======== Listed records ========

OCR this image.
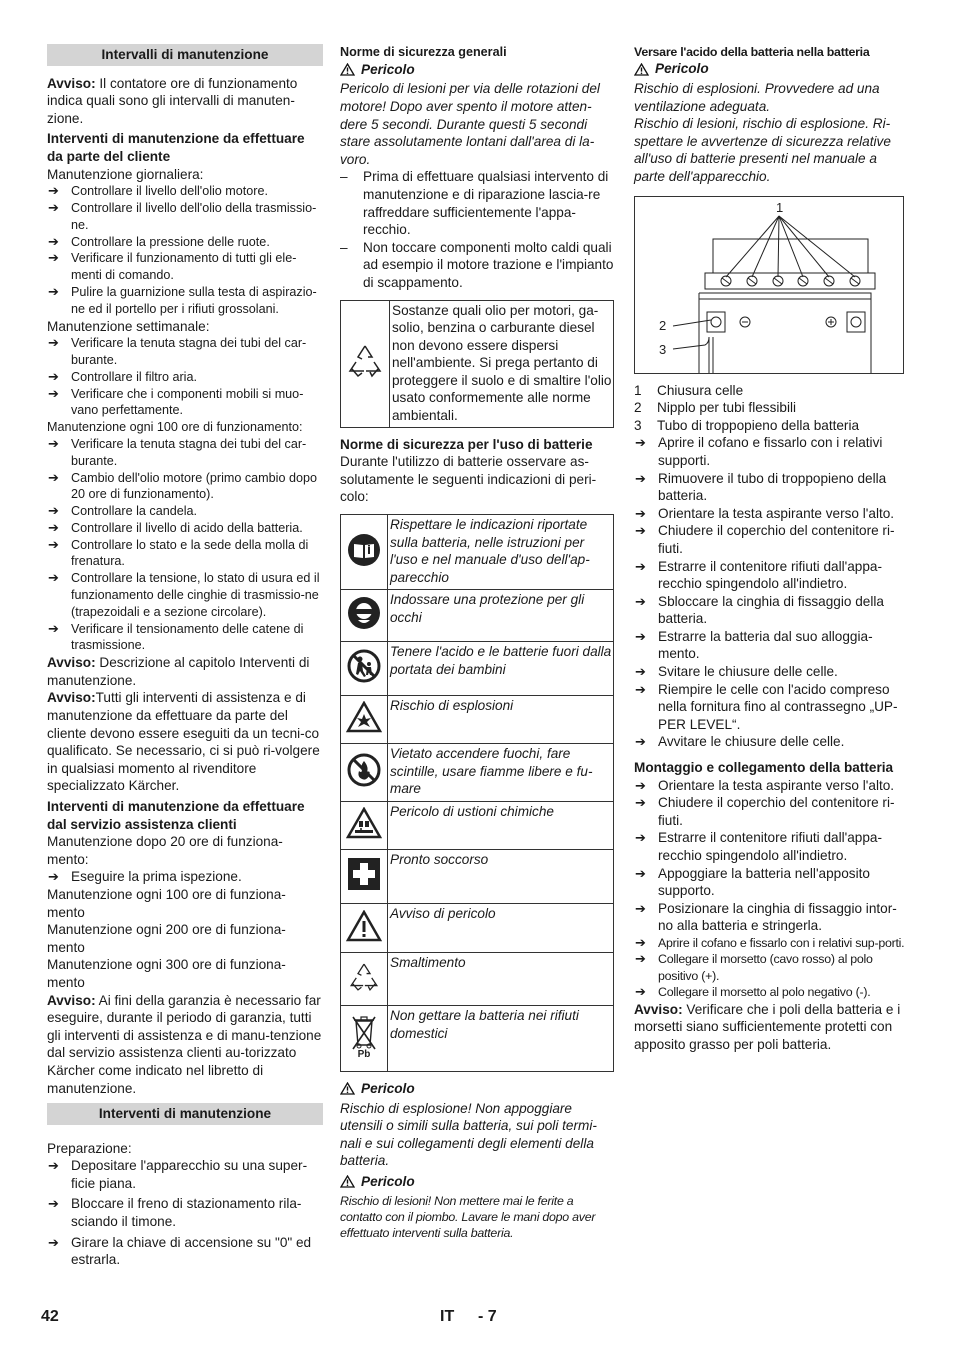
Intervalli di manutenzione

Avviso: Il contatore ore di funzionamento indica quali sono gli intervalli di manuten-zione.

Interventi di manutenzione da effettuare da parte del cliente

Manutenzione giornaliera:

➔ Controllare il livello dell'olio motore.
➔ Controllare il livello dell'olio della trasmissio-ne.
➔ Controllare la pressione delle ruote.
➔ Verificare il funzionamento di tutti gli ele-menti di comando.
➔ Pulire la guarnizione sulla testa di aspirazio-ne ed il portello per i rifiuti grossolani.

Manutenzione settimanale:

➔ Verificare la tenuta stagna dei tubi del car-burante.
➔ Controllare il filtro aria.
➔ Verificare che i componenti mobili si muo-vano perfettamente.

Manutenzione ogni 100 ore di funzionamento:

➔ Verificare la tenuta stagna dei tubi del car-burante.
➔ Cambio dell'olio motore (primo cambio dopo 20 ore di funzionamento).
➔ Controllare la candela.
➔ Controllare il livello di acido della batteria.
➔ Controllare lo stato e la sede della molla di frenatura.
➔ Controllare la tensione, lo stato di usura ed il funzionamento delle cinghie di trasmissio-ne (trapezoidali e a sezione circolare).
➔ Verificare il tensionamento delle catene di trasmissione.

Avviso: Descrizione al capitolo Interventi di manutenzione.

Avviso:Tutti gli interventi di assistenza e di manutenzione da effettuare da parte del cliente devono essere eseguiti da un tecni-co qualificato. Se necessario, ci si può ri-volgere in qualsiasi momento al rivenditore specializzato Kärcher.

Interventi di manutenzione da effettuare dal servizio assistenza clienti

Manutenzione dopo 20 ore di funziona-mento:

➔ Eseguire la prima ispezione.

Manutenzione ogni 100 ore di funziona-mento

Manutenzione ogni 200 ore di funziona-mento

Manutenzione ogni 300 ore di funziona-mento

Avviso: Ai fini della garanzia è necessario far eseguire, durante il periodo di garanzia, tutti gli interventi di assistenza e di manu-tenzione dal servizio assistenza clienti au-torizzato Kärcher come indicato nel libretto di manutenzione.

Interventi di manutenzione

Preparazione:

➔ Depositare l'apparecchio su una super-ficie piana.
➔ Bloccare il freno di stazionamento rila-sciando il timone.
➔ Girare la chiave di accensione su "0" ed estrarla.

Norme di sicurezza generali

Pericolo

Pericolo di lesioni per via delle rotazioni del motore! Dopo aver spento il motore atten-dere 5 secondi. Durante questi 5 secondi stare assolutamente lontani dall'area di la-voro.

–	Prima di effettuare qualsiasi intervento di manutenzione e di riparazione lascia-re raffreddare sufficientemente l'appa-recchio.
–	Non toccare componenti molto caldi quali ad esempio il motore trazione e l'impianto di scappamento.
	Sostanze quali olio per motori, ga-solio, benzina o carburante diesel non devono essere dispersi nell'ambiente. Si prega pertanto di proteggere il suolo e di smaltire l'olio usato conformemente alle norme ambientali.

Norme di sicurezza per l'uso di batterie

Durante l'utilizzo di batterie osservare as-solutamente le seguenti indicazioni di peri-colo:

	Rispettare le indicazioni riportate sulla batteria, nelle istruzioni per l'uso e nel manuale d'uso dell'ap-parecchio
	Indossare una protezione per gli occhi
	Tenere l'acido e le batterie fuori dalla portata dei bambini
	Rischio di esplosioni
	Vietato accendere fuochi, fare scintille, usare fiamme libere e fu-mare
	Pericolo di ustioni chimiche
	Pronto soccorso
	Avviso di pericolo
	Smaltimento

Pb	Non gettare la batteria nei rifiuti domestici
Pericolo

Rischio di esplosione! Non appoggiare utensili o simili sulla batteria, sui poli termi-nali e sui collegamenti degli elementi della batteria.

Pericolo

Rischio di lesioni! Non mettere mai le ferite a contatto con il piombo. Lavare le mani dopo aver effettuato interventi sulla batteria.

Versare l'acido della batteria nella batteria

Pericolo

Rischio di esplosioni. Provvedere ad una ventilazione adeguata.
Rischio di lesioni, rischio di esplosione. Ri-spettare le avvertenze di sicurezza relative all'uso di batterie presenti nel manuale a parte dell'apparecchio.

1
2
3
1	Chiusura celle
2	Nipplo per tubi flessibili
3	Tubo di troppopieno della batteria
➔ Aprire il cofano e fissarlo con i relativi supporti.
➔ Rimuovere il tubo di troppopieno della batteria.
➔ Orientare la testa aspirante verso l'alto.
➔ Chiudere il coperchio del contenitore ri-fiuti.
➔ Estrarre il contenitore rifiuti dall'appa-recchio spingendolo all'indietro.
➔ Sbloccare la cinghia di fissaggio della batteria.
➔ Estrarre la batteria dal suo alloggia-mento.
➔ Svitare le chiusure delle celle.
➔ Riempire le celle con l'acido compreso nella fornitura fino al contrassegno „UP-PER LEVEL“.
➔ Avvitare le chiusure delle celle.

Montaggio e collegamento della batteria

➔ Orientare la testa aspirante verso l'alto.
➔ Chiudere il coperchio del contenitore ri-fiuti.
➔ Estrarre il contenitore rifiuti dall'appa-recchio spingendolo all'indietro.
➔ Appoggiare la batteria nell'apposito supporto.
➔ Posizionare la cinghia di fissaggio intor-no alla batteria e stringerla.
➔ Aprire il cofano e fissarlo con i relativi sup-porti.
➔ Collegare il morsetto (cavo rosso) al polo positivo (+).
➔ Collegare il morsetto al polo negativo (-).

Avviso: Verificare che i poli della batteria e i morsetti siano sufficientemente protetti con apposito grasso per poli batteria.

42	IT - 7
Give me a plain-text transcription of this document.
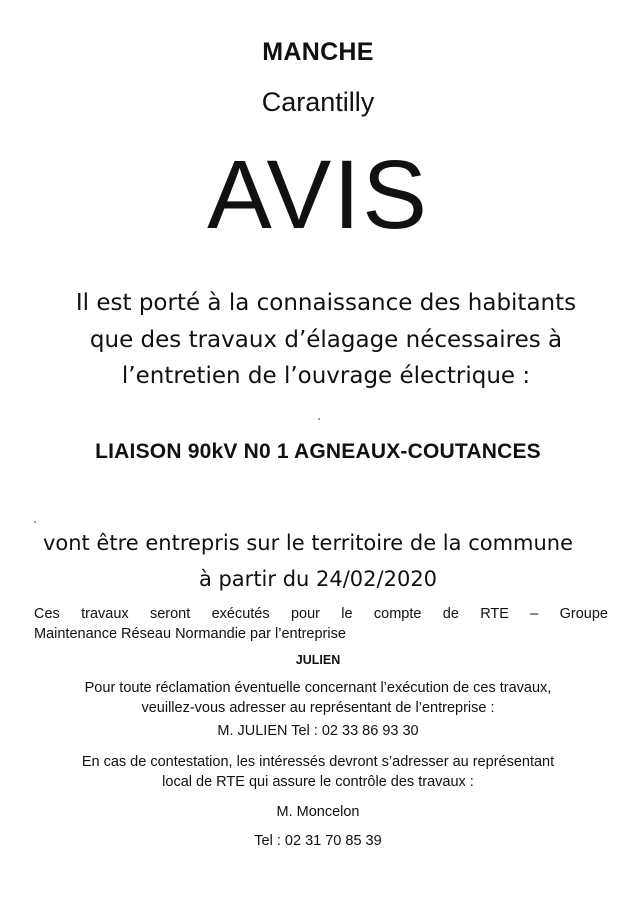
MANCHE

Carantilly

AVIS

Il est porté à la connaissance des habitants

que des travaux d’élagage nécessaires à

l’entretien de l’ouvrage électrique :

LIAISON 90kV N0 1 AGNEAUX-COUTANCES

vont être entrepris sur le territoire de la commune

à partir du 24/02/2020

Ces travaux seront exécutés pour le compte de RTE – Groupe
Maintenance Réseau Normandie par l’entreprise

JULIEN

Pour toute réclamation éventuelle concernant l’exécution de ces travaux,
veuillez-vous adresser au représentant de l’entreprise :

M. JULIEN Tel : 02 33 86 93 30

En cas de contestation, les intéressés devront s’adresser au représentant
local de RTE qui assure le contrôle des travaux :

M. Moncelon

Tel : 02 31 70 85 39
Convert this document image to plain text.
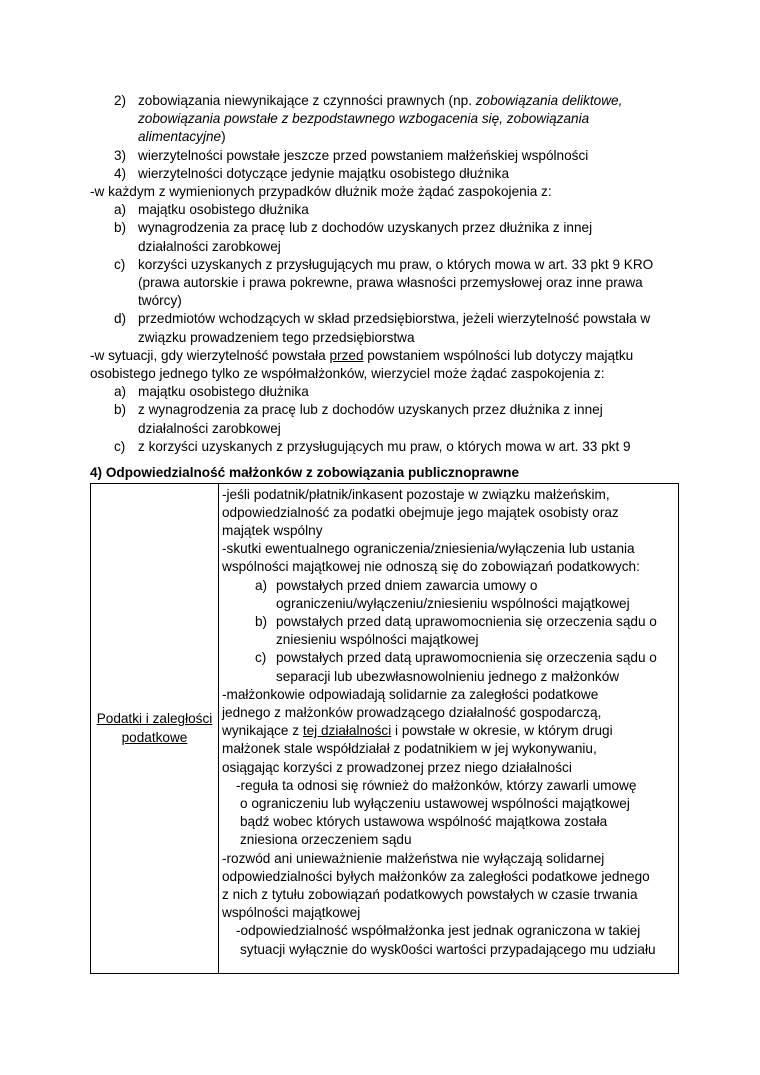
2) zobowiązania niewynikające z czynności prawnych (np. zobowiązania deliktowe,
zobowiązania powstałe z bezpodstawnego wzbogacenia się, zobowiązania
alimentacyjne)
3) wierzytelności powstałe jeszcze przed powstaniem małżeńskiej wspólności
4) wierzytelności dotyczące jedynie majątku osobistego dłużnika
-w każdym z wymienionych przypadków dłużnik może żądać zaspokojenia z:
a) majątku osobistego dłużnika
b) wynagrodzenia za pracę lub z dochodów uzyskanych przez dłużnika z innej
działalności zarobkowej
c) korzyści uzyskanych z przysługujących mu praw, o których mowa w art. 33 pkt 9 KRO
(prawa autorskie i prawa pokrewne, prawa własności przemysłowej oraz inne prawa
twórcy)
d) przedmiotów wchodzących w skład przedsiębiorstwa, jeżeli wierzytelność powstała w
związku prowadzeniem tego przedsiębiorstwa
-w sytuacji, gdy wierzytelność powstała przed powstaniem wspólności lub dotyczy majątku
osobistego jednego tylko ze współmałżonków, wierzyciel może żądać zaspokojenia z:
a) majątku osobistego dłużnika
b) z wynagrodzenia za pracę lub z dochodów uzyskanych przez dłużnika z innej
działalności zarobkowej
c) z korzyści uzyskanych z przysługujących mu praw, o których mowa w art. 33 pkt 9
4) Odpowiedzialność małżonków z zobowiązania publicznoprawne
Podatki i zaległości
podatkowe

-jeśli podatnik/płatnik/inkasent pozostaje w związku małżeńskim,
odpowiedzialność za podatki obejmuje jego majątek osobisty oraz
majątek wspólny
-skutki ewentualnego ograniczenia/zniesienia/wyłączenia lub ustania
wspólności majątkowej nie odnoszą się do zobowiązań podatkowych:
a) powstałych przed dniem zawarcia umowy o
ograniczeniu/wyłączeniu/zniesieniu wspólności majątkowej
b) powstałych przed datą uprawomocnienia się orzeczenia sądu o
zniesieniu wspólności majątkowej
c) powstałych przed datą uprawomocnienia się orzeczenia sądu o
separacji lub ubezwłasnowolnieniu jednego z małżonków
-małżonkowie odpowiadają solidarnie za zaległości podatkowe
jednego z małżonków prowadzącego działalność gospodarczą,
wynikające z tej działalności i powstałe w okresie, w którym drugi
małżonek stale współdziałał z podatnikiem w jej wykonywaniu,
osiągając korzyści z prowadzonej przez niego działalności
-reguła ta odnosi się również do małżonków, którzy zawarli umowę
o ograniczeniu lub wyłączeniu ustawowej wspólności majątkowej
bądź wobec których ustawowa wspólność majątkowa została
zniesiona orzeczeniem sądu
-rozwód ani unieważnienie małżeństwa nie wyłączają solidarnej
odpowiedzialności byłych małżonków za zaległości podatkowe jednego
z nich z tytułu zobowiązań podatkowych powstałych w czasie trwania
wspólności majątkowej
-odpowiedzialność współmałżonka jest jednak ograniczona w takiej
sytuacji wyłącznie do wysk0ości wartości przypadającego mu udziału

========

■ **Problem description**:
Search the entries for the word "fissaggio" and copy every line that has it.

■ **Task result**:
➔ Sbloccare la cinghia di fissaggio della batteria.
➔ Posizionare la cinghia di fissaggio intor-no alla batteria e stringerla.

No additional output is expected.